Each record below is to be copied word for word, with pictures removed.

##### Available records #####

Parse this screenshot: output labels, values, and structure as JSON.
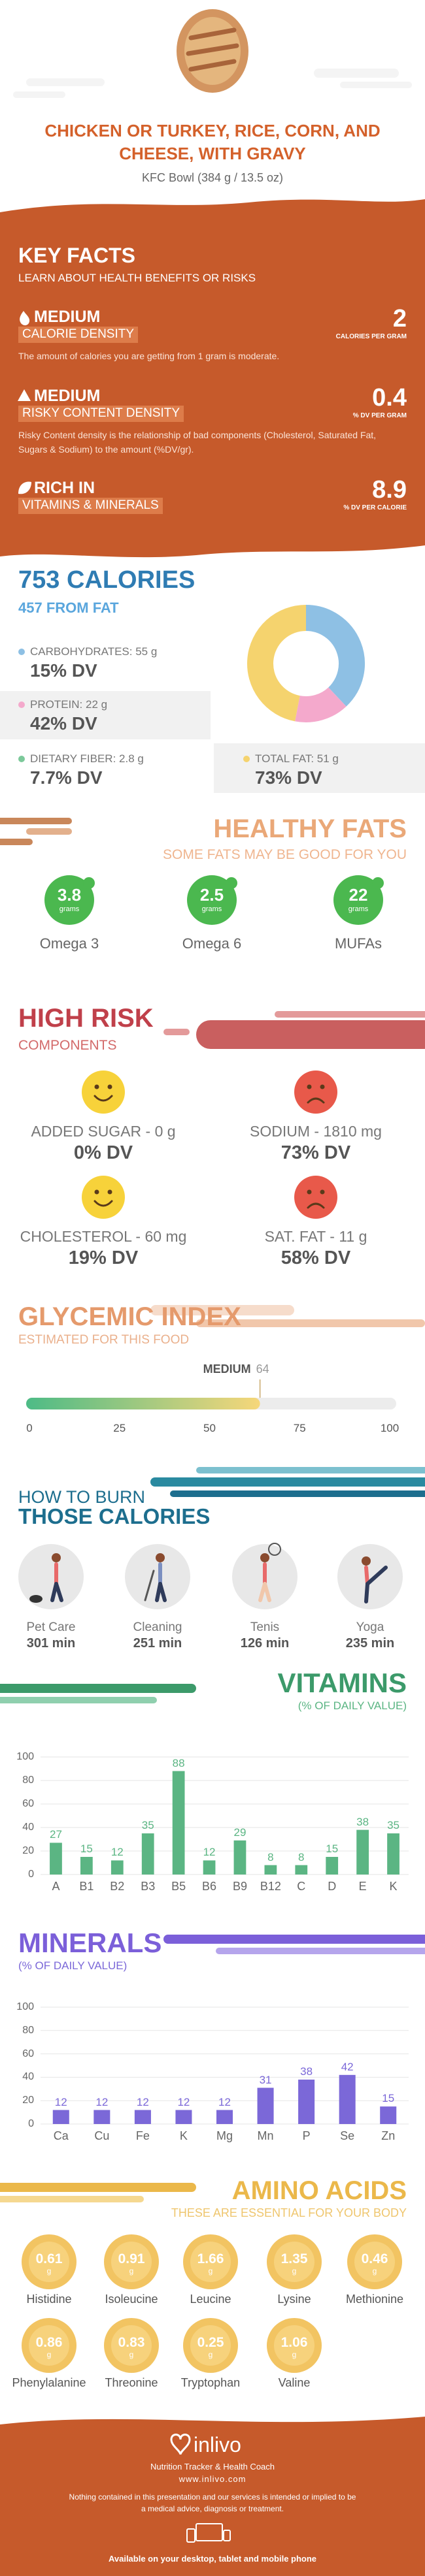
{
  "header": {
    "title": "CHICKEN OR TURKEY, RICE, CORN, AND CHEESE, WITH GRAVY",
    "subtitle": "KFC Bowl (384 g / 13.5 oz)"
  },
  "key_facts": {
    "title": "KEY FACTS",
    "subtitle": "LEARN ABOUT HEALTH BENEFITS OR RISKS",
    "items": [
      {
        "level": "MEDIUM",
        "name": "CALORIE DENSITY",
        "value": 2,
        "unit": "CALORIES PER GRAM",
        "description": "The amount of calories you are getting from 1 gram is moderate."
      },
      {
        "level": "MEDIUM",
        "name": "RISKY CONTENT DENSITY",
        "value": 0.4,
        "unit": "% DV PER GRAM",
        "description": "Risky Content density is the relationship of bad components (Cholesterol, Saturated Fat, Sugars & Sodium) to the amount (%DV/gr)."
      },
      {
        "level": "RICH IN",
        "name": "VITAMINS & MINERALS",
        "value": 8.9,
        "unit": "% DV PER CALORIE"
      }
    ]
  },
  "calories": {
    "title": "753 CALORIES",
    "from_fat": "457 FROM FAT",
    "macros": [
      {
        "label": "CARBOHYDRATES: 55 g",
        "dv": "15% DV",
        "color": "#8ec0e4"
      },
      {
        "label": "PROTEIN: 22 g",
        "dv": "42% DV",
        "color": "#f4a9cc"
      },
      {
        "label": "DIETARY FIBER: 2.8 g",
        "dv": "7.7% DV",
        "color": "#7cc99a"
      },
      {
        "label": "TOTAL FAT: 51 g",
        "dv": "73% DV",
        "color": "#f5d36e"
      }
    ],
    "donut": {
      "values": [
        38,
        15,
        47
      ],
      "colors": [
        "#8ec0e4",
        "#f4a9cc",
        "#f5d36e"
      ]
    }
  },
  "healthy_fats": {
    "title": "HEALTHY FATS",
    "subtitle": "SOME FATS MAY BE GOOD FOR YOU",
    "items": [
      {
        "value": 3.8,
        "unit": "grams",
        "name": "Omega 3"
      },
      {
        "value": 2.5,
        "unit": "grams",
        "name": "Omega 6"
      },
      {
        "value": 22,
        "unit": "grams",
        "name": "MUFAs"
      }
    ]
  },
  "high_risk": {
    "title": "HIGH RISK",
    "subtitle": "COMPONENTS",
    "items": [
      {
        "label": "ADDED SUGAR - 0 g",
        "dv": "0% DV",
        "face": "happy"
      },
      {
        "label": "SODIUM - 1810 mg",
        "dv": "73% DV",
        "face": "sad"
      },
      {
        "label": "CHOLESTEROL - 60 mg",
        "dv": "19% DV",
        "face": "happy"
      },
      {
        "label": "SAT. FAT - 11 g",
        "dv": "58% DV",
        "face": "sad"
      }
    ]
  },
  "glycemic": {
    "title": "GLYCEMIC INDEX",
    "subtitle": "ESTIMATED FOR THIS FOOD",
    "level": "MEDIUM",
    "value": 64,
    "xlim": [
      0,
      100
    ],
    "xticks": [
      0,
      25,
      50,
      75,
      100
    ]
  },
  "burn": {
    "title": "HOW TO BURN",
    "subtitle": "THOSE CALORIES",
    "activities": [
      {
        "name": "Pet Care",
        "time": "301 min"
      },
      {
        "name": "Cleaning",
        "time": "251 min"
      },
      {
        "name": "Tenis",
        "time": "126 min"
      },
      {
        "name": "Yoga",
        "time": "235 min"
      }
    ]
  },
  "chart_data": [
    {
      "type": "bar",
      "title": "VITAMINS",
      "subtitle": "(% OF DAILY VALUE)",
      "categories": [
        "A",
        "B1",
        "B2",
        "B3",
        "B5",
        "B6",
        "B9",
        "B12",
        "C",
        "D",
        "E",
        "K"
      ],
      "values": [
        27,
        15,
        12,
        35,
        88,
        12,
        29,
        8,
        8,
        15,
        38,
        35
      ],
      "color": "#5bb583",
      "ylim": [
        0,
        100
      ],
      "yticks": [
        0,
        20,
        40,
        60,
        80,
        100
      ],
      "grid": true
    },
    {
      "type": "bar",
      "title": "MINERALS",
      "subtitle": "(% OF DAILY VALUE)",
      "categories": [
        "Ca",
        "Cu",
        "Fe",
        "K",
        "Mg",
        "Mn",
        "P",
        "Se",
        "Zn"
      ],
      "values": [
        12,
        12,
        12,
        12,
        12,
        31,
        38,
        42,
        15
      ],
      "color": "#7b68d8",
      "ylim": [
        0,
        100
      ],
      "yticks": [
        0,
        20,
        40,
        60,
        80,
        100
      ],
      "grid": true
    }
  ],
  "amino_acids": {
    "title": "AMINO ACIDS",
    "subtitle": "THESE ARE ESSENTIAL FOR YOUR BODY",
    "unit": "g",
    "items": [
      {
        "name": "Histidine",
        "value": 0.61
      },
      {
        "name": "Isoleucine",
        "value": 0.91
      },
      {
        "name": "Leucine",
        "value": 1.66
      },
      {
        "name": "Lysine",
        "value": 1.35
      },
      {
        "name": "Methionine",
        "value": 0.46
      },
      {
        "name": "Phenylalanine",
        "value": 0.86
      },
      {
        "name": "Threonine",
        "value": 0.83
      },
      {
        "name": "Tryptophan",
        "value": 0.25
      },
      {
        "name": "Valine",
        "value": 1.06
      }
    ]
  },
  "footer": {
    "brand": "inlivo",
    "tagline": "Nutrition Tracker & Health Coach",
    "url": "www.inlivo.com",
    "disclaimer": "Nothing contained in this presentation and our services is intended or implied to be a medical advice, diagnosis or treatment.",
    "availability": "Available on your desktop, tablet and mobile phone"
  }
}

#####

→ Finished exercise
Parse this screenshot: output labels, values, and structure as JSON.
{
  "header": {
    "title": "CHICKEN OR TURKEY, RICE, CORN, AND CHEESE, WITH GRAVY",
    "subtitle": "KFC Bowl (384 g / 13.5 oz)"
  },
  "key_facts": {
    "title": "KEY FACTS",
    "subtitle": "LEARN ABOUT HEALTH BENEFITS OR RISKS",
    "items": [
      {
        "level": "MEDIUM",
        "name": "CALORIE DENSITY",
        "value": 2,
        "unit": "CALORIES PER GRAM",
        "description": "The amount of calories you are getting from 1 gram is moderate."
      },
      {
        "level": "MEDIUM",
        "name": "RISKY CONTENT DENSITY",
        "value": 0.4,
        "unit": "% DV PER GRAM",
        "description": "Risky Content density is the relationship of bad components (Cholesterol, Saturated Fat, Sugars & Sodium) to the amount (%DV/gr)."
      },
      {
        "level": "RICH IN",
        "name": "VITAMINS & MINERALS",
        "value": 8.9,
        "unit": "% DV PER CALORIE"
      }
    ]
  },
  "calories": {
    "title": "753 CALORIES",
    "from_fat": "457 FROM FAT",
    "macros": [
      {
        "label": "CARBOHYDRATES: 55 g",
        "dv": "15% DV",
        "color": "#8ec0e4"
      },
      {
        "label": "PROTEIN: 22 g",
        "dv": "42% DV",
        "color": "#f4a9cc"
      },
      {
        "label": "DIETARY FIBER: 2.8 g",
        "dv": "7.7% DV",
        "color": "#7cc99a"
      },
      {
        "label": "TOTAL FAT: 51 g",
        "dv": "73% DV",
        "color": "#f5d36e"
      }
    ],
    "donut": {
      "values": [
        38,
        15,
        47
      ],
      "colors": [
        "#8ec0e4",
        "#f4a9cc",
        "#f5d36e"
      ]
    }
  },
  "healthy_fats": {
    "title": "HEALTHY FATS",
    "subtitle": "SOME FATS MAY BE GOOD FOR YOU",
    "items": [
      {
        "value": 3.8,
        "unit": "grams",
        "name": "Omega 3"
      },
      {
        "value": 2.5,
        "unit": "grams",
        "name": "Omega 6"
      },
      {
        "value": 22,
        "unit": "grams",
        "name": "MUFAs"
      }
    ]
  },
  "high_risk": {
    "title": "HIGH RISK",
    "subtitle": "COMPONENTS",
    "items": [
      {
        "label": "ADDED SUGAR - 0 g",
        "dv": "0% DV",
        "face": "happy"
      },
      {
        "label": "SODIUM - 1810 mg",
        "dv": "73% DV",
        "face": "sad"
      },
      {
        "label": "CHOLESTEROL - 60 mg",
        "dv": "19% DV",
        "face": "happy"
      },
      {
        "label": "SAT. FAT - 11 g",
        "dv": "58% DV",
        "face": "sad"
      }
    ]
  },
  "glycemic": {
    "title": "GLYCEMIC INDEX",
    "subtitle": "ESTIMATED FOR THIS FOOD",
    "level": "MEDIUM",
    "value": 64,
    "xlim": [
      0,
      100
    ],
    "xticks": [
      0,
      25,
      50,
      75,
      100
    ]
  },
  "burn": {
    "title": "HOW TO BURN",
    "subtitle": "THOSE CALORIES",
    "activities": [
      {
        "name": "Pet Care",
        "time": "301 min"
      },
      {
        "name": "Cleaning",
        "time": "251 min"
      },
      {
        "name": "Tenis",
        "time": "126 min"
      },
      {
        "name": "Yoga",
        "time": "235 min"
      }
    ]
  },
  "chart_data": [
    {
      "type": "bar",
      "title": "VITAMINS",
      "subtitle": "(% OF DAILY VALUE)",
      "categories": [
        "A",
        "B1",
        "B2",
        "B3",
        "B5",
        "B6",
        "B9",
        "B12",
        "C",
        "D",
        "E",
        "K"
      ],
      "values": [
        27,
        15,
        12,
        35,
        88,
        12,
        29,
        8,
        8,
        15,
        38,
        35
      ],
      "color": "#5bb583",
      "ylim": [
        0,
        100
      ],
      "yticks": [
        0,
        20,
        40,
        60,
        80,
        100
      ],
      "grid": true
    },
    {
      "type": "bar",
      "title": "MINERALS",
      "subtitle": "(% OF DAILY VALUE)",
      "categories": [
        "Ca",
        "Cu",
        "Fe",
        "K",
        "Mg",
        "Mn",
        "P",
        "Se",
        "Zn"
      ],
      "values": [
        12,
        12,
        12,
        12,
        12,
        31,
        38,
        42,
        15
      ],
      "color": "#7b68d8",
      "ylim": [
        0,
        100
      ],
      "yticks": [
        0,
        20,
        40,
        60,
        80,
        100
      ],
      "grid": true
    }
  ],
  "amino_acids": {
    "title": "AMINO ACIDS",
    "subtitle": "THESE ARE ESSENTIAL FOR YOUR BODY",
    "unit": "g",
    "items": [
      {
        "name": "Histidine",
        "value": 0.61
      },
      {
        "name": "Isoleucine",
        "value": 0.91
      },
      {
        "name": "Leucine",
        "value": 1.66
      },
      {
        "name": "Lysine",
        "value": 1.35
      },
      {
        "name": "Methionine",
        "value": 0.46
      },
      {
        "name": "Phenylalanine",
        "value": 0.86
      },
      {
        "name": "Threonine",
        "value": 0.83
      },
      {
        "name": "Tryptophan",
        "value": 0.25
      },
      {
        "name": "Valine",
        "value": 1.06
      }
    ]
  },
  "footer": {
    "brand": "inlivo",
    "tagline": "Nutrition Tracker & Health Coach",
    "url": "www.inlivo.com",
    "disclaimer": "Nothing contained in this presentation and our services is intended or implied to be a medical advice, diagnosis or treatment.",
    "availability": "Available on your desktop, tablet and mobile phone"
  }
}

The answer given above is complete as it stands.